(Dataset entries)
## Begin

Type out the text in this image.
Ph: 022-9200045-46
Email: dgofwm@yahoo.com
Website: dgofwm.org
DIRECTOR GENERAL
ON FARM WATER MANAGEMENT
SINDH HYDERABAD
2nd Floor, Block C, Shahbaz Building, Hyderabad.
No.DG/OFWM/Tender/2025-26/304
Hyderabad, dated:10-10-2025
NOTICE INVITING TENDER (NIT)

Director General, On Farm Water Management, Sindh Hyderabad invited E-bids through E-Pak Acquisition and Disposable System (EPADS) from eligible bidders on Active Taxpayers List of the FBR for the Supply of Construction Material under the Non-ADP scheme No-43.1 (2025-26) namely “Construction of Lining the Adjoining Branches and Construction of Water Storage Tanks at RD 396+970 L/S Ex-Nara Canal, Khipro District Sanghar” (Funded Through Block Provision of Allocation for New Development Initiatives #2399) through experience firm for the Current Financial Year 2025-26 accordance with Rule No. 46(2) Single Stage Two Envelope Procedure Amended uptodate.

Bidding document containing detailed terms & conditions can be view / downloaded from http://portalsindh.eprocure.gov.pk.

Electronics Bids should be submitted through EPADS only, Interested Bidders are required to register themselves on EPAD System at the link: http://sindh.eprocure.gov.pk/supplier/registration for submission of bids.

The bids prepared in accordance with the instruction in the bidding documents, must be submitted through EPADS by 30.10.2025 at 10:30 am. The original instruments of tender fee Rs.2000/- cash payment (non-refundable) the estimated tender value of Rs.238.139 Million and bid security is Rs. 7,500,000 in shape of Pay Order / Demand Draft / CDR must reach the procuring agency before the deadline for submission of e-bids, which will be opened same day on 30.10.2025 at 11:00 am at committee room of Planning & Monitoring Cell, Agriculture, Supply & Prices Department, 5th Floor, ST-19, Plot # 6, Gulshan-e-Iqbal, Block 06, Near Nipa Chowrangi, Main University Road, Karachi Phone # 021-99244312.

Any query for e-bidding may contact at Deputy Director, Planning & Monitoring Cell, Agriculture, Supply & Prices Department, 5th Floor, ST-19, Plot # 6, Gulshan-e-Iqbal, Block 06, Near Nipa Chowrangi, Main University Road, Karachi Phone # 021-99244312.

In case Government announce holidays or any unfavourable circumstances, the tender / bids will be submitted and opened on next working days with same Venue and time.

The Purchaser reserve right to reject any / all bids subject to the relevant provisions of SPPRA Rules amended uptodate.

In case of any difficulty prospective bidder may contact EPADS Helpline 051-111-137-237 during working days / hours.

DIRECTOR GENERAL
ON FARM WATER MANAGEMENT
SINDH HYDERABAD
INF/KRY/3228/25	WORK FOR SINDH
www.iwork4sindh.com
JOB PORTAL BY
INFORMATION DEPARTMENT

## End

• **Aim of the task**
Every entry in the listing must be retyped exactly.

• **Response**
Type out the text in this image.
Ph: 022-9200045-46
Email: dgofwm@yahoo.com
Website: dgofwm.org
DIRECTOR GENERAL
ON FARM WATER MANAGEMENT
SINDH HYDERABAD
2nd Floor, Block C, Shahbaz Building, Hyderabad.
No.DG/OFWM/Tender/2025-26/304
Hyderabad, dated:10-10-2025
NOTICE INVITING TENDER (NIT)

Director General, On Farm Water Management, Sindh Hyderabad invited E-bids through E-Pak Acquisition and Disposable System (EPADS) from eligible bidders on Active Taxpayers List of the FBR for the Supply of Construction Material under the Non-ADP scheme No-43.1 (2025-26) namely “Construction of Lining the Adjoining Branches and Construction of Water Storage Tanks at RD 396+970 L/S Ex-Nara Canal, Khipro District Sanghar” (Funded Through Block Provision of Allocation for New Development Initiatives #2399) through experience firm for the Current Financial Year 2025-26 accordance with Rule No. 46(2) Single Stage Two Envelope Procedure Amended uptodate.

Bidding document containing detailed terms & conditions can be view / downloaded from http://portalsindh.eprocure.gov.pk.

Electronics Bids should be submitted through EPADS only, Interested Bidders are required to register themselves on EPAD System at the link: http://sindh.eprocure.gov.pk/supplier/registration for submission of bids.

The bids prepared in accordance with the instruction in the bidding documents, must be submitted through EPADS by 30.10.2025 at 10:30 am. The original instruments of tender fee Rs.2000/- cash payment (non-refundable) the estimated tender value of Rs.238.139 Million and bid security is Rs. 7,500,000 in shape of Pay Order / Demand Draft / CDR must reach the procuring agency before the deadline for submission of e-bids, which will be opened same day on 30.10.2025 at 11:00 am at committee room of Planning & Monitoring Cell, Agriculture, Supply & Prices Department, 5th Floor, ST-19, Plot # 6, Gulshan-e-Iqbal, Block 06, Near Nipa Chowrangi, Main University Road, Karachi Phone # 021-99244312.

Any query for e-bidding may contact at Deputy Director, Planning & Monitoring Cell, Agriculture, Supply & Prices Department, 5th Floor, ST-19, Plot # 6, Gulshan-e-Iqbal, Block 06, Near Nipa Chowrangi, Main University Road, Karachi Phone # 021-99244312.

In case Government announce holidays or any unfavourable circumstances, the tender / bids will be submitted and opened on next working days with same Venue and time.

The Purchaser reserve right to reject any / all bids subject to the relevant provisions of SPPRA Rules amended uptodate.

In case of any difficulty prospective bidder may contact EPADS Helpline 051-111-137-237 during working days / hours.

DIRECTOR GENERAL
ON FARM WATER MANAGEMENT
SINDH HYDERABAD
INF/KRY/3228/25	WORK FOR SINDH
www.iwork4sindh.com
JOB PORTAL BY
INFORMATION DEPARTMENT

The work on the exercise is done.